### Given information ###

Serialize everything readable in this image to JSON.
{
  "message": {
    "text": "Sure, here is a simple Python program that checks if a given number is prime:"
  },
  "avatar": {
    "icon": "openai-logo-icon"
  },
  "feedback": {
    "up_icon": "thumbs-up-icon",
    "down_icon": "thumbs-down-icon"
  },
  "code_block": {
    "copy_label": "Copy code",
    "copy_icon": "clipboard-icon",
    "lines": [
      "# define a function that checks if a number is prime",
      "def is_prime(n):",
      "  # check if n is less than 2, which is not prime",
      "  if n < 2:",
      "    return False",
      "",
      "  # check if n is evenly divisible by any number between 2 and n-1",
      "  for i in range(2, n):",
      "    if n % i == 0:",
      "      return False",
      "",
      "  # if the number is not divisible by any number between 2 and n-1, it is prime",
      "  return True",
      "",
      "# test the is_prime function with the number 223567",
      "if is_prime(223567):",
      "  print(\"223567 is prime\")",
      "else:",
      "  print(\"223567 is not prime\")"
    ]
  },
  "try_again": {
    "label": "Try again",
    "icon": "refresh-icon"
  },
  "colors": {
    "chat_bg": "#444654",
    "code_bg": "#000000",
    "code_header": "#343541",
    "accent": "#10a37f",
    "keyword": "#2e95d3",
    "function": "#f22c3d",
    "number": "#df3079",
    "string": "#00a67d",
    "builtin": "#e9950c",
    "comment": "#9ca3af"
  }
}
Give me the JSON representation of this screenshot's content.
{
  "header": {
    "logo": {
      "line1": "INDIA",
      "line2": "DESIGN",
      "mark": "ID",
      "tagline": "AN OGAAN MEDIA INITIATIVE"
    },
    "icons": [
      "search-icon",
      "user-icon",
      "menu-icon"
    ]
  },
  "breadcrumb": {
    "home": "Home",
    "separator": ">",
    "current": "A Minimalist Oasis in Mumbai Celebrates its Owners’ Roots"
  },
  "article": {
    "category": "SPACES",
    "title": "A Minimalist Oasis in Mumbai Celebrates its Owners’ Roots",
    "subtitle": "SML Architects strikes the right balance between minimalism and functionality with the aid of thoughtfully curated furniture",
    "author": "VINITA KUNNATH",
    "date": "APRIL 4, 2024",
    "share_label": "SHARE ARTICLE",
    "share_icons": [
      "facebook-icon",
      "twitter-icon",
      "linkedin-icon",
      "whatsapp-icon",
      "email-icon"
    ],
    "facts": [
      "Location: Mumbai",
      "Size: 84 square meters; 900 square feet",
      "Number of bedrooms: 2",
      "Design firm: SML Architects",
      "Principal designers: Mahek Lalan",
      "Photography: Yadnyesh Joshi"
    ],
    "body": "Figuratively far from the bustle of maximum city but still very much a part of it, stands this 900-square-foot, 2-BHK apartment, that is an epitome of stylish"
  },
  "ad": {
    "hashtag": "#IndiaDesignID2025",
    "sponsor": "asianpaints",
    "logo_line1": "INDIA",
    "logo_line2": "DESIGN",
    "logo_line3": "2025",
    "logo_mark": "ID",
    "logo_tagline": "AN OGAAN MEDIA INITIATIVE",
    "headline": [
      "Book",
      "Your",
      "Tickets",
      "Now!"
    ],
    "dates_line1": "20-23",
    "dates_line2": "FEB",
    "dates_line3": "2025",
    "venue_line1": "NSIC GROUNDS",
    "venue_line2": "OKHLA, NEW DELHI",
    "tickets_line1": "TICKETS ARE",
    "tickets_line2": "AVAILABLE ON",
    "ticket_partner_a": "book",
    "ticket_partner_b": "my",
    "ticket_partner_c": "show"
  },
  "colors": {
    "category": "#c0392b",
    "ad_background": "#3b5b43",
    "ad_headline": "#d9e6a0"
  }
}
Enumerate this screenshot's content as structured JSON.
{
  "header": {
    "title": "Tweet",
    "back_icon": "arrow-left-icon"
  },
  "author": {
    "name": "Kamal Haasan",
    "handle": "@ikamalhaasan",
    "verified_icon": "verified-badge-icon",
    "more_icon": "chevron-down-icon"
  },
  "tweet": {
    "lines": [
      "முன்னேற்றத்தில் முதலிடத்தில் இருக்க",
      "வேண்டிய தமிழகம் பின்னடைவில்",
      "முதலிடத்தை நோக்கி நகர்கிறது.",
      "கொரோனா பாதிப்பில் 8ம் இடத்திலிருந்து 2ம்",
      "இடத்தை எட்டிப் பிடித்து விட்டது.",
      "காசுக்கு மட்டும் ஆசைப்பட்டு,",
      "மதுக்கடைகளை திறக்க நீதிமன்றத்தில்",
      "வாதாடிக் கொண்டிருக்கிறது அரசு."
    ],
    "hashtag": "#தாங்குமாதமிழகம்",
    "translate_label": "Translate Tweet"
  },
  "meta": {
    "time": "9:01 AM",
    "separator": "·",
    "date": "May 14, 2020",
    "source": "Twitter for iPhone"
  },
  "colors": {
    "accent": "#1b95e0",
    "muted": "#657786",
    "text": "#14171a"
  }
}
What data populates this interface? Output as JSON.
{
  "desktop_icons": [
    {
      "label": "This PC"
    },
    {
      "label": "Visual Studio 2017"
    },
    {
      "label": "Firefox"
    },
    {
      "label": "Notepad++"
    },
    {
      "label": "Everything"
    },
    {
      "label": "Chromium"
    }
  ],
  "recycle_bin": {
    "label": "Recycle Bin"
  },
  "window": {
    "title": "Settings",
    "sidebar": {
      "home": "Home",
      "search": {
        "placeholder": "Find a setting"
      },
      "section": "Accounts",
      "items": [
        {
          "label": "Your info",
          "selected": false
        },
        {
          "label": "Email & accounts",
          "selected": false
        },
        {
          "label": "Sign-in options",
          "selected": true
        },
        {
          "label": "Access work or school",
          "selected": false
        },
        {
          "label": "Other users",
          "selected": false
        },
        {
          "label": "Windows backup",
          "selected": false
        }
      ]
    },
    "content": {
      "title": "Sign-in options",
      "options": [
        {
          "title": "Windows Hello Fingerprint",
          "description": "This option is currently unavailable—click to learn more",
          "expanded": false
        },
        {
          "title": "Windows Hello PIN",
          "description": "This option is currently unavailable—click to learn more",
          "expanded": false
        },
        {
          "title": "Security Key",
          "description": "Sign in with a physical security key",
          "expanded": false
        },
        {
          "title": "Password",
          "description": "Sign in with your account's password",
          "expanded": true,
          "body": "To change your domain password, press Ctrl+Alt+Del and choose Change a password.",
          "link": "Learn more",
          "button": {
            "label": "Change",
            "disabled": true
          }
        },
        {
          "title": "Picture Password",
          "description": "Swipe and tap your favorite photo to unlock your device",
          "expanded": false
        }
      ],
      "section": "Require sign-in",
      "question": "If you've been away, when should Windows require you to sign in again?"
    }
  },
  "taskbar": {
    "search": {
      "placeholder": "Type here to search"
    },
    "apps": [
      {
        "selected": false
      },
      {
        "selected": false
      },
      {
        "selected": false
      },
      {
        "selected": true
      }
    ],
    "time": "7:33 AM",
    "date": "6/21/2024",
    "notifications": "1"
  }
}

###

# The problem
Where a line above contains the string "INITIATIVE", copy that line.

# Finished answer
      "tagline": "AN OGAAN MEDIA INITIATIVE"
    "logo_tagline": "AN OGAAN MEDIA INITIATIVE",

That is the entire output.